Set exercise: Only a number is wanted: how many lines in these records contain the word "resolution"?

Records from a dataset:
--------------------------------
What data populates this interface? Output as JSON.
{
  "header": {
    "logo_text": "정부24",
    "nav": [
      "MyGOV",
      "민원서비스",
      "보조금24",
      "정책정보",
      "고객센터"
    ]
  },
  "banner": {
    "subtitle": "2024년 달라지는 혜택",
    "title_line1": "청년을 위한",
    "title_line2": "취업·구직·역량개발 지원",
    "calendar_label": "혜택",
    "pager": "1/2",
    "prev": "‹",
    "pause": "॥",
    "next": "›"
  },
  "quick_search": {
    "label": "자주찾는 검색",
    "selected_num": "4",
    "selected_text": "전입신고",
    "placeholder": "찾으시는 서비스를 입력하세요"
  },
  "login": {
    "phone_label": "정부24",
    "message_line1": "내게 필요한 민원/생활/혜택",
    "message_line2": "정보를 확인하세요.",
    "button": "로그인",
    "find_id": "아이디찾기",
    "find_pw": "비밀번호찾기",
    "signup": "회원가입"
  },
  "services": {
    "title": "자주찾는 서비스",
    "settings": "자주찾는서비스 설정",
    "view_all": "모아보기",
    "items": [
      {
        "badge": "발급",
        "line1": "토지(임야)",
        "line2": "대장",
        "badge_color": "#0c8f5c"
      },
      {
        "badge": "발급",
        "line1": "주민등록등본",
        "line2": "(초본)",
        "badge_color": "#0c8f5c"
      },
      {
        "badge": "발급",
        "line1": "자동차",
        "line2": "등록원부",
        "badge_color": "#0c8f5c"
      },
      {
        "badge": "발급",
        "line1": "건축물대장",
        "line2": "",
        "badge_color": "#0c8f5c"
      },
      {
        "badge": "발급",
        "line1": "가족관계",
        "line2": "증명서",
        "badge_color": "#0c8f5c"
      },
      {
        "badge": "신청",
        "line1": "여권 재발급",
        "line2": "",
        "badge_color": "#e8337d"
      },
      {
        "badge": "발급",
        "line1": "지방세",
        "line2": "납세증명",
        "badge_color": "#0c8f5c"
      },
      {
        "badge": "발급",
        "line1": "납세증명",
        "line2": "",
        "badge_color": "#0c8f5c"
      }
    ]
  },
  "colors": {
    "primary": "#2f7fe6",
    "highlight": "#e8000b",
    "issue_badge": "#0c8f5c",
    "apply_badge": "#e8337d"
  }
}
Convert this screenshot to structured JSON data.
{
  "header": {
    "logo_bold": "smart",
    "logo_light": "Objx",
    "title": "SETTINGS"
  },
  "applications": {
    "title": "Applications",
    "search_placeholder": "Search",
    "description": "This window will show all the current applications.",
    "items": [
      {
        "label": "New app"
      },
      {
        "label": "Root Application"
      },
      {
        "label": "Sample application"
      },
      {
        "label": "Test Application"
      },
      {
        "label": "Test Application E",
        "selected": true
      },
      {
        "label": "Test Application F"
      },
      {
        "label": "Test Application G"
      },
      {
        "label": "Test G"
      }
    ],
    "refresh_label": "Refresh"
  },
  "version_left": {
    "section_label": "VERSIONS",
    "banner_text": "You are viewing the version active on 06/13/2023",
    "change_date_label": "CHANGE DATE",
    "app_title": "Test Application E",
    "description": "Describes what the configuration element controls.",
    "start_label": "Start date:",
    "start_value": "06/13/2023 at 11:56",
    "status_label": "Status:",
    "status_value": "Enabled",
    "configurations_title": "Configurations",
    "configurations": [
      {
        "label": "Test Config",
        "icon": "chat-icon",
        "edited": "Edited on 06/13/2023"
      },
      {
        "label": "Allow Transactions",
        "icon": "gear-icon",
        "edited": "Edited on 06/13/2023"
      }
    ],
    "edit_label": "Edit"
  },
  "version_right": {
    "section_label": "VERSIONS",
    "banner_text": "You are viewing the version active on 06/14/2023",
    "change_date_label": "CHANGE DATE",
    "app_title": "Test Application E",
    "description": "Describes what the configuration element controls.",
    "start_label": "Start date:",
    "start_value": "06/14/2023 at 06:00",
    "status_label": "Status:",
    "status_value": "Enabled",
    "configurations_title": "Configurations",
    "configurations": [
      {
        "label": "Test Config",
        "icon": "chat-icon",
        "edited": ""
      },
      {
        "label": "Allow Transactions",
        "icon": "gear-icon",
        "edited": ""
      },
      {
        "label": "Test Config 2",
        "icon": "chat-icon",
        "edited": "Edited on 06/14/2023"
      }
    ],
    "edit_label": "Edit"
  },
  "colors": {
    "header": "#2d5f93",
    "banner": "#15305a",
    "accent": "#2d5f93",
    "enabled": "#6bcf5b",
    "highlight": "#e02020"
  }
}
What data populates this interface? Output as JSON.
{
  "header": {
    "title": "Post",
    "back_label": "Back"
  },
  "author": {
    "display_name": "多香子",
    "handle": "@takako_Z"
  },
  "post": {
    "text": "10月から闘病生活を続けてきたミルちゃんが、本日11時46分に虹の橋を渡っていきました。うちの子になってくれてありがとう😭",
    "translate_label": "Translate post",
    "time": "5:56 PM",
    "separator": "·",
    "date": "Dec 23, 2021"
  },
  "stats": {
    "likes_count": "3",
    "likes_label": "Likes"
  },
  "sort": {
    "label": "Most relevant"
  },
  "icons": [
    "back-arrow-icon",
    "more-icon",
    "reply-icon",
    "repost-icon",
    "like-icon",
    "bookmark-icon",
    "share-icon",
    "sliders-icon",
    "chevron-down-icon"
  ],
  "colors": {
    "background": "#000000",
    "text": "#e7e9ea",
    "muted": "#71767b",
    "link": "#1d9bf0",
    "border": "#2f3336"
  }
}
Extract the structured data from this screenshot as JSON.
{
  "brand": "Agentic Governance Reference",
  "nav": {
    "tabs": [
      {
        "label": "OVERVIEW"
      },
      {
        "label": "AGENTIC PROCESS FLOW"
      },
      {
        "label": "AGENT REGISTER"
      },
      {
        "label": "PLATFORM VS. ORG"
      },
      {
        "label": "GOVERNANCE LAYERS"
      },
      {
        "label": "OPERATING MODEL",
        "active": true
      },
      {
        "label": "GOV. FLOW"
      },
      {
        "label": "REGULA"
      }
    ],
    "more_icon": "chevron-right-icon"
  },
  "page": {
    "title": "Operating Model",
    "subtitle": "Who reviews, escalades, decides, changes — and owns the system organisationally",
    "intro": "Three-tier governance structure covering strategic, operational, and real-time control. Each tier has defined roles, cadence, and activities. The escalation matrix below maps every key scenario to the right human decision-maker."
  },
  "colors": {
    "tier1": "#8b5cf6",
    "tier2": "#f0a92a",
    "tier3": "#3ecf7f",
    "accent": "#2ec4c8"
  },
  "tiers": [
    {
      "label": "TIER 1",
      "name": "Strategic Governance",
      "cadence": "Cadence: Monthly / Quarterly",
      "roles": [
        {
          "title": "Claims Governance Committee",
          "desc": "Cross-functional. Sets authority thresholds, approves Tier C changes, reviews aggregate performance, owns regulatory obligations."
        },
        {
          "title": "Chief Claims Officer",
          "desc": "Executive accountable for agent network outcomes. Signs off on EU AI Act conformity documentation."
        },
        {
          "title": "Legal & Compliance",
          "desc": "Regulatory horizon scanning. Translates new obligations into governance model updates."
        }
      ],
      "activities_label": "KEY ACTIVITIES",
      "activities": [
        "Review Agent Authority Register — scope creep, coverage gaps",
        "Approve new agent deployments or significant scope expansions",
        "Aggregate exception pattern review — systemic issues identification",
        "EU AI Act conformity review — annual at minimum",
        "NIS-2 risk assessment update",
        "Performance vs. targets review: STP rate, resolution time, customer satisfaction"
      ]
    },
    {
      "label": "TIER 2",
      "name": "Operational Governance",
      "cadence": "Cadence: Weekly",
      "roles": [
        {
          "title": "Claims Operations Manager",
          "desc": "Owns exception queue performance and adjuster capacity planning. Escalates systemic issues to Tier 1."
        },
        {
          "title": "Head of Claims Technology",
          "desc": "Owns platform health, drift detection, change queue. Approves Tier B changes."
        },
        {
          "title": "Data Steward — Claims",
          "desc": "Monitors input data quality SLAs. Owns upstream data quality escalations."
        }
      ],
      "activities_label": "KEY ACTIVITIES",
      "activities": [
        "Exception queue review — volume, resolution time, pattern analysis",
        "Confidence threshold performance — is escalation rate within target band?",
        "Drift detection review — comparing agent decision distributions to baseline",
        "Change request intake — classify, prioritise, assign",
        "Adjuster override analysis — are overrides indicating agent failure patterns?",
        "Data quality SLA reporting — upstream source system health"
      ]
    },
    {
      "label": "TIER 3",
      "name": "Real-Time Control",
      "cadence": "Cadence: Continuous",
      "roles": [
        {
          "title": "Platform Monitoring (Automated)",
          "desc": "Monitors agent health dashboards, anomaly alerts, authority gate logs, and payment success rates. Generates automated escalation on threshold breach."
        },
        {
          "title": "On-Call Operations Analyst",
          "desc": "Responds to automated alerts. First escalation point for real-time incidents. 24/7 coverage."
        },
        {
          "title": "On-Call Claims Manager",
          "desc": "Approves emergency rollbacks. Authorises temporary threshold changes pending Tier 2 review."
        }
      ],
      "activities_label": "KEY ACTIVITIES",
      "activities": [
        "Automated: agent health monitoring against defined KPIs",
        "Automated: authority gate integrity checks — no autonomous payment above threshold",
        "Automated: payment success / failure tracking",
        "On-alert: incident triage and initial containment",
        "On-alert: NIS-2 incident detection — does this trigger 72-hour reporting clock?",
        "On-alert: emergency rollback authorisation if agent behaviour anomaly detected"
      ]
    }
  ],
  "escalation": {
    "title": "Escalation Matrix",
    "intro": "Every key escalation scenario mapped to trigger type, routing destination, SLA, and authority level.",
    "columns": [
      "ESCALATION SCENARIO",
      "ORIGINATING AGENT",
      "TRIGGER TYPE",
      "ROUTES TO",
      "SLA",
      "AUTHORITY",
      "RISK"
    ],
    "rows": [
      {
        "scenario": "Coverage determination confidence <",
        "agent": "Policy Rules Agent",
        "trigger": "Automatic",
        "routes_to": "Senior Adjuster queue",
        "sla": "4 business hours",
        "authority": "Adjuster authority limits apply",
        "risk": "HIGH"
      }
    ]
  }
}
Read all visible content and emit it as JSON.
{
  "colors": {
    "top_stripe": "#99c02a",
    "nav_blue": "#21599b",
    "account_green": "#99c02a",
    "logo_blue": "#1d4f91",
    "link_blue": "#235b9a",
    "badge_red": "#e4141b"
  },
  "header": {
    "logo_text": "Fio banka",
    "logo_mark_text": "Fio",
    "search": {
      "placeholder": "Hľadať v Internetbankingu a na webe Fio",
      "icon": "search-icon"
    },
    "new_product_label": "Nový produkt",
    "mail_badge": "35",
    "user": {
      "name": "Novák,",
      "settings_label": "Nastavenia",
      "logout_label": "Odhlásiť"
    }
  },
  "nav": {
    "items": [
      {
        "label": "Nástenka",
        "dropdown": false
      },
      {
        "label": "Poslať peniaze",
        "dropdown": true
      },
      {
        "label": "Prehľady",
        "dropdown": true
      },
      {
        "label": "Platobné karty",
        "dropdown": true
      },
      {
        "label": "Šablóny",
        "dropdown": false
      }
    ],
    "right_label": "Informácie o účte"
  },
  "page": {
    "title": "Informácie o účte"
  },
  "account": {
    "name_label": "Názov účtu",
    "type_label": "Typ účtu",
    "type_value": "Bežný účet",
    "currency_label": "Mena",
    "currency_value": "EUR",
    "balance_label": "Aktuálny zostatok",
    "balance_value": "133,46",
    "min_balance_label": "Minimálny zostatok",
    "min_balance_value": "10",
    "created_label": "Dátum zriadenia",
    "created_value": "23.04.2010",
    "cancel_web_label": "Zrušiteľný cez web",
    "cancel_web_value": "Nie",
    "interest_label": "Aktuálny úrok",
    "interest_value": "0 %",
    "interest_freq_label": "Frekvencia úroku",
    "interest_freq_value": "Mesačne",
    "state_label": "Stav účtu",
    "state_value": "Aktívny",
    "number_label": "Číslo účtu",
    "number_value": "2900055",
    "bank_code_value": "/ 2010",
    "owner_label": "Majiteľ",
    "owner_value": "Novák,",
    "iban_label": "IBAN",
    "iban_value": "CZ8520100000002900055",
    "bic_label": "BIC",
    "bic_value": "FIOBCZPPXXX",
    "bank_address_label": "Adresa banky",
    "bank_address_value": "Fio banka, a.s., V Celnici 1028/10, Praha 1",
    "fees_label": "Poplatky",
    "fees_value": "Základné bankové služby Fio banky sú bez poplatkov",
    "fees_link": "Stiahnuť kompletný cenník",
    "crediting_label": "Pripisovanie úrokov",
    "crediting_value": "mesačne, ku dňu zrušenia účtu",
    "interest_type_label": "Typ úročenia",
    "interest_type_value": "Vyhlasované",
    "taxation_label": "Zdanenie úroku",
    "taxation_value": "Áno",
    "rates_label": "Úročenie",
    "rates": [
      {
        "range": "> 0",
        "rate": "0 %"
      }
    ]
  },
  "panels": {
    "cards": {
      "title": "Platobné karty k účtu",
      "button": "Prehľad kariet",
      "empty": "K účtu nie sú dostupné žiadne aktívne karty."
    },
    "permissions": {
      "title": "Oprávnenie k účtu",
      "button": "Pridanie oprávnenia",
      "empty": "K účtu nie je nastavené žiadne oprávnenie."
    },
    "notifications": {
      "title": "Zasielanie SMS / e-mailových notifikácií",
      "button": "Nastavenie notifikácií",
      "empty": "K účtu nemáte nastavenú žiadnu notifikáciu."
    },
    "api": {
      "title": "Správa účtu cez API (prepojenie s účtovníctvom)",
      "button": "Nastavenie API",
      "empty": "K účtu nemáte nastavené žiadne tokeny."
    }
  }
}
--------------------------------
Task solution: 2